### 练习短文
FelooPy,一个Python的算法建模集成库介绍

科技   2024-10-14 20:02   德国  

今天要给大家介绍一个解决运筹优化问题的开源库FelooPy 。这个开源库封装了精确算法、启发式算法、多目标优化、不确定优化等相关算法,可以很方便的建模并解决优化问题。

FelooPy库基础介绍

FelooPy是一个集成优化环境 (IOE),旨在作为决策优化中心。它涉及使用自动化运筹学 (AutoOR) 方法和技术来确定可行的解决方案,从而根据给定或可学习的政策做出具有最佳(最佳)结果的逻辑决策。

FelooPy 是feasible、logicaldecisions、optimal、Python取一到两个字母的合成词。

安装

FelooPy要求python版本在3.10及以上。与其他库类似,可通过pip安装。但是每个版本有对应的安装方式。我这里用full这个功能比较齐全的版本。

pip install -U feloopy[full]

试用案例

精确算法

from feloopy import *

# Define a model
m = model('exact''target_model_name''pymprog')

# Define variables
x = m.bvar(name='x', dim=0)
y = m.pvar(name='y', dim=0, bound = [0, 10])

# Define constraints
m.con(x + y <= 1, label='c1')
m.con(x - y >= 1, label='c2')

# Define an objective
m.obj(x + y)

# Solve the model
m.sol(['max'], 'glpk')

# Report the results
m.report()

### 任务要求
修改FelooPy介绍中从"FelooPy是一个集成优化环境 (IOE),旨在作为决策优化中心。它涉及使用自动化运筹学 (AutoOR)"到"ll这个功能比较齐全的版本。"的这一段，将其中的"安装"一律换成"部署"，其余照原文写出。 这些记录取自其他来源。

### 摘录条目
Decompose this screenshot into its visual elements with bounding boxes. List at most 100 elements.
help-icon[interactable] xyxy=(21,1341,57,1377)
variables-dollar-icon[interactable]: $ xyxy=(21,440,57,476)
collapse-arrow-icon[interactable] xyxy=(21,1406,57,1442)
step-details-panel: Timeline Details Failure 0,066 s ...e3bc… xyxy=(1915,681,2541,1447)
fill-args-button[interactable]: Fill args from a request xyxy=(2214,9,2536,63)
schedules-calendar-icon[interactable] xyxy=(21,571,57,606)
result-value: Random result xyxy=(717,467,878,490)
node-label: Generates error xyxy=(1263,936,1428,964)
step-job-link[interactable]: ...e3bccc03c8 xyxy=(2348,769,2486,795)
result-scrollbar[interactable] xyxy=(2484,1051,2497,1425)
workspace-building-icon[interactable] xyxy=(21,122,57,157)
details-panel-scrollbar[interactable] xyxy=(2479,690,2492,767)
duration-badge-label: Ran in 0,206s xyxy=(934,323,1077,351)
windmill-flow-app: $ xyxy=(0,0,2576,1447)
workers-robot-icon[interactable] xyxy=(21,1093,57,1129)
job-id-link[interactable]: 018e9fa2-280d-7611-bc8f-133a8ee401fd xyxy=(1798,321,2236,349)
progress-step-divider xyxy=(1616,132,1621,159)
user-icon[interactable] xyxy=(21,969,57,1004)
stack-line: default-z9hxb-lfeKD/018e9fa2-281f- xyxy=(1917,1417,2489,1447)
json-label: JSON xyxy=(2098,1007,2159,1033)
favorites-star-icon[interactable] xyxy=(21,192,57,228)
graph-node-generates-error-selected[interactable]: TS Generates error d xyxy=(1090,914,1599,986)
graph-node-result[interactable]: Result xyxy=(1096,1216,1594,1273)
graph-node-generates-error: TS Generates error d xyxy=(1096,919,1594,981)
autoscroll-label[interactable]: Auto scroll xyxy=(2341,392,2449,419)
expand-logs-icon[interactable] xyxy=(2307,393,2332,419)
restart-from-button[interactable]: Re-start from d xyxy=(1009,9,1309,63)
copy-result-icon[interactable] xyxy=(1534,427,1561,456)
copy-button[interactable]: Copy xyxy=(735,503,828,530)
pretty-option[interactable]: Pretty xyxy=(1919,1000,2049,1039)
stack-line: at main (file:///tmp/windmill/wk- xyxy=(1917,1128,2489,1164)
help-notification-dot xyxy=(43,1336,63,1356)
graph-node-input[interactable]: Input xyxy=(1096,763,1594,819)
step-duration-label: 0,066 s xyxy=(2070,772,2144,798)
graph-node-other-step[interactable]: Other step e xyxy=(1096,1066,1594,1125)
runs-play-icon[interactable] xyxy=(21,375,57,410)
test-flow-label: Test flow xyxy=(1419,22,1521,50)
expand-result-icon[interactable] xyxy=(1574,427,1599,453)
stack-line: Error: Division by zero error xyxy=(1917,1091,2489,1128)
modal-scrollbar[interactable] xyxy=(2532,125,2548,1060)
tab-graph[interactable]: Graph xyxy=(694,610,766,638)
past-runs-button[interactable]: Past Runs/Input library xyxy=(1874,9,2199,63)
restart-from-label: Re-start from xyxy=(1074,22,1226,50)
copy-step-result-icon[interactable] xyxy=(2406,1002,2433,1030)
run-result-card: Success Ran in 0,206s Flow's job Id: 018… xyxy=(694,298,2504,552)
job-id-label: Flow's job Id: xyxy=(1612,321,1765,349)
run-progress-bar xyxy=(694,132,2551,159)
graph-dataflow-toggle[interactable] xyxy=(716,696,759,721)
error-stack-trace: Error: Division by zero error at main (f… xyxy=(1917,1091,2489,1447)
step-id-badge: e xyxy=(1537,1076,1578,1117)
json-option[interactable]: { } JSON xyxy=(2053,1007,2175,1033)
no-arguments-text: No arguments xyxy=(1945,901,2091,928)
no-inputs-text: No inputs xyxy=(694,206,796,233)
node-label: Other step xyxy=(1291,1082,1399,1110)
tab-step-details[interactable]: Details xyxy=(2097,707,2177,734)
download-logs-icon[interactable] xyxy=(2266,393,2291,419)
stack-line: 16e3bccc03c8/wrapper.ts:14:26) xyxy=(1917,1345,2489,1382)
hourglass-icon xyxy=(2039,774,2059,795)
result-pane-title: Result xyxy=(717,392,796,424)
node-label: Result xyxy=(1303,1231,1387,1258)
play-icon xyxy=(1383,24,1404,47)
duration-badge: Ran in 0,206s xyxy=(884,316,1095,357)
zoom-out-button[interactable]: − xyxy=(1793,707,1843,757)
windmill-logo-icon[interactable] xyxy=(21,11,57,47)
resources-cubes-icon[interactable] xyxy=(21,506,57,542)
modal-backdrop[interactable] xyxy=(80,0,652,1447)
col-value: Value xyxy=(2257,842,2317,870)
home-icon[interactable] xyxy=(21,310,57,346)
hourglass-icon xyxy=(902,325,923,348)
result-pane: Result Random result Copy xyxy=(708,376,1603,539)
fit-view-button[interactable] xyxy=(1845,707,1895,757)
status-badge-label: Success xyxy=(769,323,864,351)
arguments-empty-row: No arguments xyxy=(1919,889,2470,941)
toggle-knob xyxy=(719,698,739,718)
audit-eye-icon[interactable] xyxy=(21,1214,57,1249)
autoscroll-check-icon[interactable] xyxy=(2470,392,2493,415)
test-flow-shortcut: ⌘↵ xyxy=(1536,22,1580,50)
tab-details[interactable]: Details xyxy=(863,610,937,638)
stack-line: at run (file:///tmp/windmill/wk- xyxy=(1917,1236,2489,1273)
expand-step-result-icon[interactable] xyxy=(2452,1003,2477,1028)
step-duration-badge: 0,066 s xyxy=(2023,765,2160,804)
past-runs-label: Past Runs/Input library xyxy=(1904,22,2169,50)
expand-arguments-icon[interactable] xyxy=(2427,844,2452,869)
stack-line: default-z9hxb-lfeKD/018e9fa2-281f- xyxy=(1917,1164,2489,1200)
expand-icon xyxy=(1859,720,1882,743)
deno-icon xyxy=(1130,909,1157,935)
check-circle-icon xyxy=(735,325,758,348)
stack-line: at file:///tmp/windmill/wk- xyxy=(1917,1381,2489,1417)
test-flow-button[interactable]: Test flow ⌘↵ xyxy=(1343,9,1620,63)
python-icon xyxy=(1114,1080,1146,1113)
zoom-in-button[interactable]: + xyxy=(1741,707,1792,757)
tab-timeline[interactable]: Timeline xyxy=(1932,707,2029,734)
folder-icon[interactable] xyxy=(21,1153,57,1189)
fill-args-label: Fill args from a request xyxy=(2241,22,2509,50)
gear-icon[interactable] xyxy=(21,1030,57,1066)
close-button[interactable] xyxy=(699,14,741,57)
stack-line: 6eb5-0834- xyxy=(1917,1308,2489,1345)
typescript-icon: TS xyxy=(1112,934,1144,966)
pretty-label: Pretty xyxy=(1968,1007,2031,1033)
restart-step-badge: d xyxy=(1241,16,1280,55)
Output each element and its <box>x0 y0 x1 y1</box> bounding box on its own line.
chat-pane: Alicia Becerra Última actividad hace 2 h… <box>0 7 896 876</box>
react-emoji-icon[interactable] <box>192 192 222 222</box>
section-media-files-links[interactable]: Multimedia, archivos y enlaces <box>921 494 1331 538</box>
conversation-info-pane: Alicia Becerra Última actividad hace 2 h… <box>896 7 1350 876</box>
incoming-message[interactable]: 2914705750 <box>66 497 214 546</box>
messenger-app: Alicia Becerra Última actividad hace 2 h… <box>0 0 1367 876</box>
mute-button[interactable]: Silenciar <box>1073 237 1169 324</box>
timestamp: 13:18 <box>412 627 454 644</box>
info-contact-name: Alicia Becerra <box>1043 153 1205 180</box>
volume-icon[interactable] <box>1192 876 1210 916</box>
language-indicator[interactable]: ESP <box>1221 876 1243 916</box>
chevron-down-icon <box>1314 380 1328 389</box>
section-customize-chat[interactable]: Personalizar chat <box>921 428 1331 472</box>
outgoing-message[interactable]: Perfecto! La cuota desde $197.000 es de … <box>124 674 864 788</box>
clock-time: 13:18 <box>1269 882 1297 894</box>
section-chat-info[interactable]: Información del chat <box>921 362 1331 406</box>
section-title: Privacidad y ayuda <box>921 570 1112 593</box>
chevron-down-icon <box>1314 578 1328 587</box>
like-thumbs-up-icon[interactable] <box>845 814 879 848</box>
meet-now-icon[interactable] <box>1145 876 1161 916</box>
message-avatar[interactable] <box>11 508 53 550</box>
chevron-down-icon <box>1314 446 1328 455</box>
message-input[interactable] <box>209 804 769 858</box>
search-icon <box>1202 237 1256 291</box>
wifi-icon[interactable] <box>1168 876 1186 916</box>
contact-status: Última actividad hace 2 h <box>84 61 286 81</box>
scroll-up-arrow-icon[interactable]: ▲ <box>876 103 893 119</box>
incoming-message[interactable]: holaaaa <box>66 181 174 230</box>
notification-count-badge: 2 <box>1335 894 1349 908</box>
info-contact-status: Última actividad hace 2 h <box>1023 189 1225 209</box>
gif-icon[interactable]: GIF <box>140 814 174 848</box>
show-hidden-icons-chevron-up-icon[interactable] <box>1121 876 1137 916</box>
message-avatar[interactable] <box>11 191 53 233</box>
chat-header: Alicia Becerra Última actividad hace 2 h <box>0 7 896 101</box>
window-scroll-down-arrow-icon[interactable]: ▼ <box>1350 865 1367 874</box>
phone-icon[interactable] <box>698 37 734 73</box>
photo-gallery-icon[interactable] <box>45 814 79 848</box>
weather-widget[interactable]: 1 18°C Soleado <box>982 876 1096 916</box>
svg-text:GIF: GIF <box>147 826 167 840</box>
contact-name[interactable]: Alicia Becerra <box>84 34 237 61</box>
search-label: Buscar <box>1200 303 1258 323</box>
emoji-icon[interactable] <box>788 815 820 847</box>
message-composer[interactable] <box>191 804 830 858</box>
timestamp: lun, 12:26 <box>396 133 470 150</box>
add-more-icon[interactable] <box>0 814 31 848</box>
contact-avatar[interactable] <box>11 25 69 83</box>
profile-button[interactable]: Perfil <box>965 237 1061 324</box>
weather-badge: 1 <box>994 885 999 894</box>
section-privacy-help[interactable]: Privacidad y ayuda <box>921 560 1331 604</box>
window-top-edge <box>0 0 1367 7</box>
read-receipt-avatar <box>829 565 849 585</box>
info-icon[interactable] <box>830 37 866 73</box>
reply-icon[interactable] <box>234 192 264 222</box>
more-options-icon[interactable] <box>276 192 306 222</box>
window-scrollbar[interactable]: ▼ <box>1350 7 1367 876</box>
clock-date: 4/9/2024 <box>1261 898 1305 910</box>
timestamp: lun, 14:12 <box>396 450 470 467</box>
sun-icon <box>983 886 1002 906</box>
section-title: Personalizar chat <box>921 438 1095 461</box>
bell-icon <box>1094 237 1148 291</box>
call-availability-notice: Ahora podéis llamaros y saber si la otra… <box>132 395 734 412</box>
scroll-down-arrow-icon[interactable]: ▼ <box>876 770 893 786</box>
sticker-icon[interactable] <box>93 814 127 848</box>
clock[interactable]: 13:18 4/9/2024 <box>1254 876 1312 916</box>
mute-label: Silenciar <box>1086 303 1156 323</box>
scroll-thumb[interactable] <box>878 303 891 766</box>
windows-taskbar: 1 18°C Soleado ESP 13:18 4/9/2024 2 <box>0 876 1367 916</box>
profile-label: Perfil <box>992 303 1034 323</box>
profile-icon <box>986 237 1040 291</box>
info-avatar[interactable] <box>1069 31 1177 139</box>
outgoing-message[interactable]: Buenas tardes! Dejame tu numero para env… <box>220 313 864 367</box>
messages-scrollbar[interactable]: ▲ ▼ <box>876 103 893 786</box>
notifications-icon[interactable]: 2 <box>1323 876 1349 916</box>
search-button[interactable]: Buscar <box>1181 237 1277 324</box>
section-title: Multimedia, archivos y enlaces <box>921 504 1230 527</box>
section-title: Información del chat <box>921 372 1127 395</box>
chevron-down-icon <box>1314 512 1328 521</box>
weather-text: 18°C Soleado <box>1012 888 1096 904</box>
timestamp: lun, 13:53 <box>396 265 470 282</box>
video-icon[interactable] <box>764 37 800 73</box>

### 书面作答
FelooPy是一个集成优化环境 (IOE),旨在作为决策优化中心。它涉及使用自动化运筹学 (AutoOR) 方法和技术来确定可行的解决方案,从而根据给定或可学习的政策做出具有最佳(最佳)结果的逻辑决策。

FelooPy 是feasible、logicaldecisions、optimal、Python取一到两个字母的合成词。

部署

FelooPy要求python版本在3.10及以上。与其他库类似,可通过pip部署。但是每个版本有对应的部署方式。我这里用full这个功能比较齐全的版本。